[Dataset excerpts]
* START *

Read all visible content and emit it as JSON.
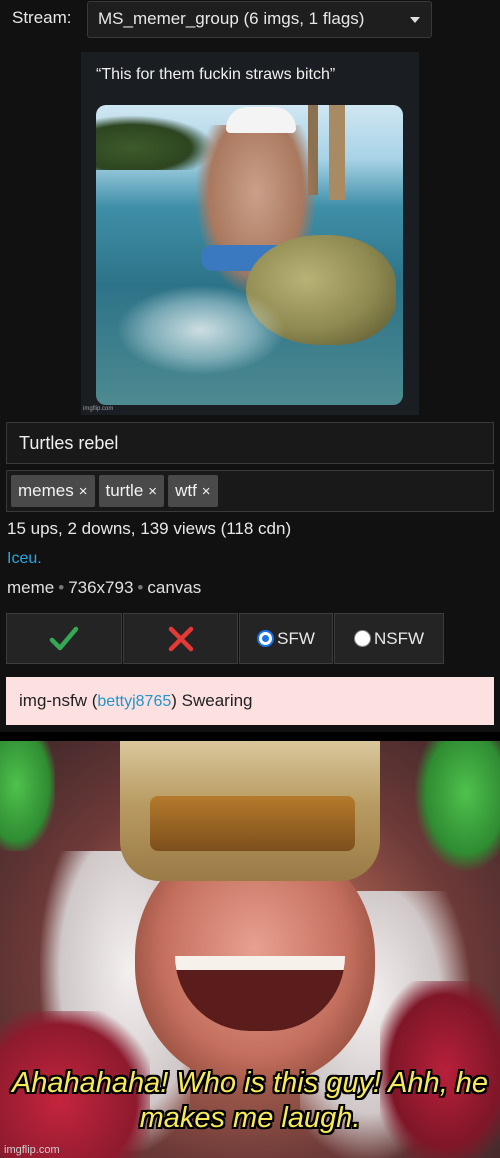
{
  "stream": {
    "label": "Stream:",
    "selected": "MS_memer_group (6 imgs, 1 flags)"
  },
  "post": {
    "image_caption": "“This for them fuckin straws bitch”",
    "image_watermark": "imgflip.com",
    "title": "Turtles rebel",
    "tags": [
      {
        "label": "memes",
        "remove": "×"
      },
      {
        "label": "turtle",
        "remove": "×"
      },
      {
        "label": "wtf",
        "remove": "×"
      }
    ],
    "stats": "15 ups, 2 downs, 139 views (118 cdn)",
    "user": "Iceu.",
    "meta": {
      "type": "meme",
      "dimensions": "736x793",
      "source": "canvas"
    }
  },
  "actions": {
    "approve_icon": "check-icon",
    "reject_icon": "cross-icon",
    "sfw_label": "SFW",
    "nsfw_label": "NSFW",
    "selected": "SFW",
    "approve_color": "#34a853",
    "reject_color": "#e53935"
  },
  "flag": {
    "prefix": "img-nsfw (",
    "user": "bettyj8765",
    "suffix": ") Swearing"
  },
  "reply_meme": {
    "caption": "Ahahahaha! Who is this guy! Ahh, he makes me laugh.",
    "watermark": "imgflip.com"
  }
}
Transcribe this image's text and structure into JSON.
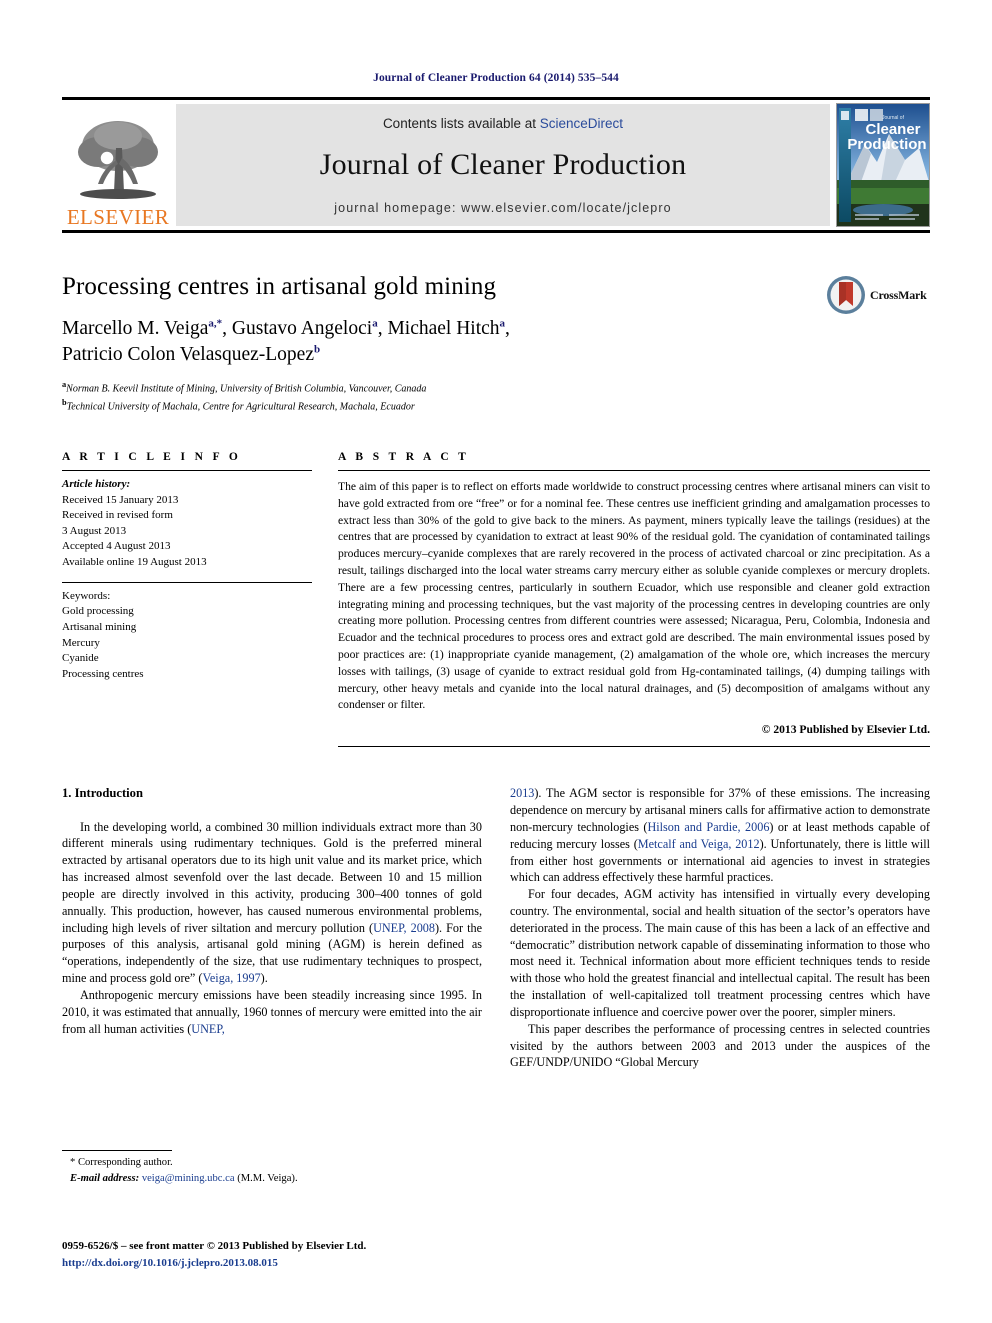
{
  "running_head": "Journal of Cleaner Production 64 (2014) 535–544",
  "masthead": {
    "publisher_name": "ELSEVIER",
    "contents_text": "Contents lists available at ",
    "sciencedirect": "ScienceDirect",
    "journal_title": "Journal of Cleaner Production",
    "homepage": "journal homepage: www.elsevier.com/locate/jclepro",
    "cover": {
      "kicker": "Journal of",
      "line1": "Cleaner",
      "line2": "Production"
    }
  },
  "article": {
    "title": "Processing centres in artisanal gold mining",
    "authors_line1": "Marcello M. Veiga",
    "authors_sup1": "a,*",
    "authors_line1b": ", Gustavo Angeloci",
    "authors_sup2": "a",
    "authors_line1c": ", Michael Hitch",
    "authors_sup3": "a",
    "authors_line1d": ",",
    "authors_line2": "Patricio Colon Velasquez-Lopez",
    "authors_sup4": "b",
    "affiliation_a_sup": "a",
    "affiliation_a": "Norman B. Keevil Institute of Mining, University of British Columbia, Vancouver, Canada",
    "affiliation_b_sup": "b",
    "affiliation_b": "Technical University of Machala, Centre for Agricultural Research, Machala, Ecuador",
    "crossmark_label": "CrossMark"
  },
  "article_info": {
    "heading": "A R T I C L E  I N F O",
    "history_label": "Article history:",
    "history": [
      "Received 15 January 2013",
      "Received in revised form",
      "3 August 2013",
      "Accepted 4 August 2013",
      "Available online 19 August 2013"
    ],
    "keywords_label": "Keywords:",
    "keywords": [
      "Gold processing",
      "Artisanal mining",
      "Mercury",
      "Cyanide",
      "Processing centres"
    ]
  },
  "abstract": {
    "heading": "A B S T R A C T",
    "text": "The aim of this paper is to reflect on efforts made worldwide to construct processing centres where artisanal miners can visit to have gold extracted from ore “free” or for a nominal fee. These centres use inefficient grinding and amalgamation processes to extract less than 30% of the gold to give back to the miners. As payment, miners typically leave the tailings (residues) at the centres that are processed by cyanidation to extract at least 90% of the residual gold. The cyanidation of contaminated tailings produces mercury–cyanide complexes that are rarely recovered in the process of activated charcoal or zinc precipitation. As a result, tailings discharged into the local water streams carry mercury either as soluble cyanide complexes or mercury droplets. There are a few processing centres, particularly in southern Ecuador, which use responsible and cleaner gold extraction integrating mining and processing techniques, but the vast majority of the processing centres in developing countries are only creating more pollution. Processing centres from different countries were assessed; Nicaragua, Peru, Colombia, Indonesia and Ecuador and the technical procedures to process ores and extract gold are described. The main environmental issues posed by poor practices are: (1) inappropriate cyanide management, (2) amalgamation of the whole ore, which increases the mercury losses with tailings, (3) usage of cyanide to extract residual gold from Hg-contaminated tailings, (4) dumping tailings with mercury, other heavy metals and cyanide into the local natural drainages, and (5) decomposition of amalgams without any condenser or filter.",
    "copyright": "© 2013 Published by Elsevier Ltd."
  },
  "introduction": {
    "heading": "1. Introduction",
    "left": {
      "p1_a": "In the developing world, a combined 30 million individuals extract more than 30 different minerals using rudimentary techniques. Gold is the preferred mineral extracted by artisanal operators due to its high unit value and its market price, which has increased almost sevenfold over the last decade. Between 10 and 15 million people are directly involved in this activity, producing 300–400 tonnes of gold annually. This production, however, has caused numerous environmental problems, including high levels of river siltation and mercury pollution (",
      "p1_ref1": "UNEP, 2008",
      "p1_b": "). For the purposes of this analysis, artisanal gold mining (AGM) is herein defined as “operations, independently of the size, that use rudimentary techniques to prospect, mine and process gold ore” (",
      "p1_ref2": "Veiga, 1997",
      "p1_c": ").",
      "p2_a": "Anthropogenic mercury emissions have been steadily increasing since 1995. In 2010, it was estimated that annually, 1960 tonnes of mercury were emitted into the air from all human activities (",
      "p2_ref": "UNEP,"
    },
    "right": {
      "p2_cont_ref": "2013",
      "p2_cont_a": "). The AGM sector is responsible for 37% of these emissions. The increasing dependence on mercury by artisanal miners calls for affirmative action to demonstrate non-mercury technologies (",
      "p2_ref2": "Hilson and Pardie, 2006",
      "p2_cont_b": ") or at least methods capable of reducing mercury losses (",
      "p2_ref3": "Metcalf and Veiga, 2012",
      "p2_cont_c": "). Unfortunately, there is little will from either host governments or international aid agencies to invest in strategies which can address effectively these harmful practices.",
      "p3": "For four decades, AGM activity has intensified in virtually every developing country. The environmental, social and health situation of the sector’s operators have deteriorated in the process. The main cause of this has been a lack of an effective and “democratic” distribution network capable of disseminating information to those who most need it. Technical information about more efficient techniques tends to reside with those who hold the greatest financial and intellectual capital. The result has been the installation of well-capitalized toll treatment processing centres which have disproportionate influence and coercive power over the poorer, simpler miners.",
      "p4": "This paper describes the performance of processing centres in selected countries visited by the authors between 2003 and 2013 under the auspices of the GEF/UNDP/UNIDO “Global Mercury"
    }
  },
  "footnote": {
    "corresponding": "* Corresponding author.",
    "email_label": "E-mail address:",
    "email": "veiga@mining.ubc.ca",
    "email_owner": "(M.M. Veiga)."
  },
  "footer": {
    "issn_line": "0959-6526/$ – see front matter © 2013 Published by Elsevier Ltd.",
    "doi": "http://dx.doi.org/10.1016/j.jclepro.2013.08.015"
  },
  "colors": {
    "link_blue": "#1a3d8f",
    "header_blue": "#1a1a6e",
    "elsevier_orange": "#e87722",
    "banner_gray": "#e3e3e3"
  }
}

* END *

■ **Task to complete**: Transcribe the listing above verbatim. Omit the pictures.

■ **Exercise answer**:
Read all visible content and emit it as JSON.
{
  "stream": {
    "label": "Stream:",
    "selected": "MS_memer_group (6 imgs, 1 flags)"
  },
  "post": {
    "image_caption": "“This for them fuckin straws bitch”",
    "image_watermark": "imgflip.com",
    "title": "Turtles rebel",
    "tags": [
      {
        "label": "memes",
        "remove": "×"
      },
      {
        "label": "turtle",
        "remove": "×"
      },
      {
        "label": "wtf",
        "remove": "×"
      }
    ],
    "stats": "15 ups, 2 downs, 139 views (118 cdn)",
    "user": "Iceu.",
    "meta": {
      "type": "meme",
      "dimensions": "736x793",
      "source": "canvas"
    }
  },
  "actions": {
    "approve_icon": "check-icon",
    "reject_icon": "cross-icon",
    "sfw_label": "SFW",
    "nsfw_label": "NSFW",
    "selected": "SFW",
    "approve_color": "#34a853",
    "reject_color": "#e53935"
  },
  "flag": {
    "prefix": "img-nsfw (",
    "user": "bettyj8765",
    "suffix": ") Swearing"
  },
  "reply_meme": {
    "caption": "Ahahahaha! Who is this guy! Ahh, he makes me laugh.",
    "watermark": "imgflip.com"
  }
}
Transcribe this image's text and structure into JSON.
{
  "running_head": "Journal of Cleaner Production 64 (2014) 535–544",
  "masthead": {
    "publisher_name": "ELSEVIER",
    "contents_text": "Contents lists available at ",
    "sciencedirect": "ScienceDirect",
    "journal_title": "Journal of Cleaner Production",
    "homepage": "journal homepage: www.elsevier.com/locate/jclepro",
    "cover": {
      "kicker": "Journal of",
      "line1": "Cleaner",
      "line2": "Production"
    }
  },
  "article": {
    "title": "Processing centres in artisanal gold mining",
    "authors_line1": "Marcello M. Veiga",
    "authors_sup1": "a,*",
    "authors_line1b": ", Gustavo Angeloci",
    "authors_sup2": "a",
    "authors_line1c": ", Michael Hitch",
    "authors_sup3": "a",
    "authors_line1d": ",",
    "authors_line2": "Patricio Colon Velasquez-Lopez",
    "authors_sup4": "b",
    "affiliation_a_sup": "a",
    "affiliation_a": "Norman B. Keevil Institute of Mining, University of British Columbia, Vancouver, Canada",
    "affiliation_b_sup": "b",
    "affiliation_b": "Technical University of Machala, Centre for Agricultural Research, Machala, Ecuador",
    "crossmark_label": "CrossMark"
  },
  "article_info": {
    "heading": "A R T I C L E  I N F O",
    "history_label": "Article history:",
    "history": [
      "Received 15 January 2013",
      "Received in revised form",
      "3 August 2013",
      "Accepted 4 August 2013",
      "Available online 19 August 2013"
    ],
    "keywords_label": "Keywords:",
    "keywords": [
      "Gold processing",
      "Artisanal mining",
      "Mercury",
      "Cyanide",
      "Processing centres"
    ]
  },
  "abstract": {
    "heading": "A B S T R A C T",
    "text": "The aim of this paper is to reflect on efforts made worldwide to construct processing centres where artisanal miners can visit to have gold extracted from ore “free” or for a nominal fee. These centres use inefficient grinding and amalgamation processes to extract less than 30% of the gold to give back to the miners. As payment, miners typically leave the tailings (residues) at the centres that are processed by cyanidation to extract at least 90% of the residual gold. The cyanidation of contaminated tailings produces mercury–cyanide complexes that are rarely recovered in the process of activated charcoal or zinc precipitation. As a result, tailings discharged into the local water streams carry mercury either as soluble cyanide complexes or mercury droplets. There are a few processing centres, particularly in southern Ecuador, which use responsible and cleaner gold extraction integrating mining and processing techniques, but the vast majority of the processing centres in developing countries are only creating more pollution. Processing centres from different countries were assessed; Nicaragua, Peru, Colombia, Indonesia and Ecuador and the technical procedures to process ores and extract gold are described. The main environmental issues posed by poor practices are: (1) inappropriate cyanide management, (2) amalgamation of the whole ore, which increases the mercury losses with tailings, (3) usage of cyanide to extract residual gold from Hg-contaminated tailings, (4) dumping tailings with mercury, other heavy metals and cyanide into the local natural drainages, and (5) decomposition of amalgams without any condenser or filter.",
    "copyright": "© 2013 Published by Elsevier Ltd."
  },
  "introduction": {
    "heading": "1. Introduction",
    "left": {
      "p1_a": "In the developing world, a combined 30 million individuals extract more than 30 different minerals using rudimentary techniques. Gold is the preferred mineral extracted by artisanal operators due to its high unit value and its market price, which has increased almost sevenfold over the last decade. Between 10 and 15 million people are directly involved in this activity, producing 300–400 tonnes of gold annually. This production, however, has caused numerous environmental problems, including high levels of river siltation and mercury pollution (",
      "p1_ref1": "UNEP, 2008",
      "p1_b": "). For the purposes of this analysis, artisanal gold mining (AGM) is herein defined as “operations, independently of the size, that use rudimentary techniques to prospect, mine and process gold ore” (",
      "p1_ref2": "Veiga, 1997",
      "p1_c": ").",
      "p2_a": "Anthropogenic mercury emissions have been steadily increasing since 1995. In 2010, it was estimated that annually, 1960 tonnes of mercury were emitted into the air from all human activities (",
      "p2_ref": "UNEP,"
    },
    "right": {
      "p2_cont_ref": "2013",
      "p2_cont_a": "). The AGM sector is responsible for 37% of these emissions. The increasing dependence on mercury by artisanal miners calls for affirmative action to demonstrate non-mercury technologies (",
      "p2_ref2": "Hilson and Pardie, 2006",
      "p2_cont_b": ") or at least methods capable of reducing mercury losses (",
      "p2_ref3": "Metcalf and Veiga, 2012",
      "p2_cont_c": "). Unfortunately, there is little will from either host governments or international aid agencies to invest in strategies which can address effectively these harmful practices.",
      "p3": "For four decades, AGM activity has intensified in virtually every developing country. The environmental, social and health situation of the sector’s operators have deteriorated in the process. The main cause of this has been a lack of an effective and “democratic” distribution network capable of disseminating information to those who most need it. Technical information about more efficient techniques tends to reside with those who hold the greatest financial and intellectual capital. The result has been the installation of well-capitalized toll treatment processing centres which have disproportionate influence and coercive power over the poorer, simpler miners.",
      "p4": "This paper describes the performance of processing centres in selected countries visited by the authors between 2003 and 2013 under the auspices of the GEF/UNDP/UNIDO “Global Mercury"
    }
  },
  "footnote": {
    "corresponding": "* Corresponding author.",
    "email_label": "E-mail address:",
    "email": "veiga@mining.ubc.ca",
    "email_owner": "(M.M. Veiga)."
  },
  "footer": {
    "issn_line": "0959-6526/$ – see front matter © 2013 Published by Elsevier Ltd.",
    "doi": "http://dx.doi.org/10.1016/j.jclepro.2013.08.015"
  },
  "colors": {
    "link_blue": "#1a3d8f",
    "header_blue": "#1a1a6e",
    "elsevier_orange": "#e87722",
    "banner_gray": "#e3e3e3"
  }
}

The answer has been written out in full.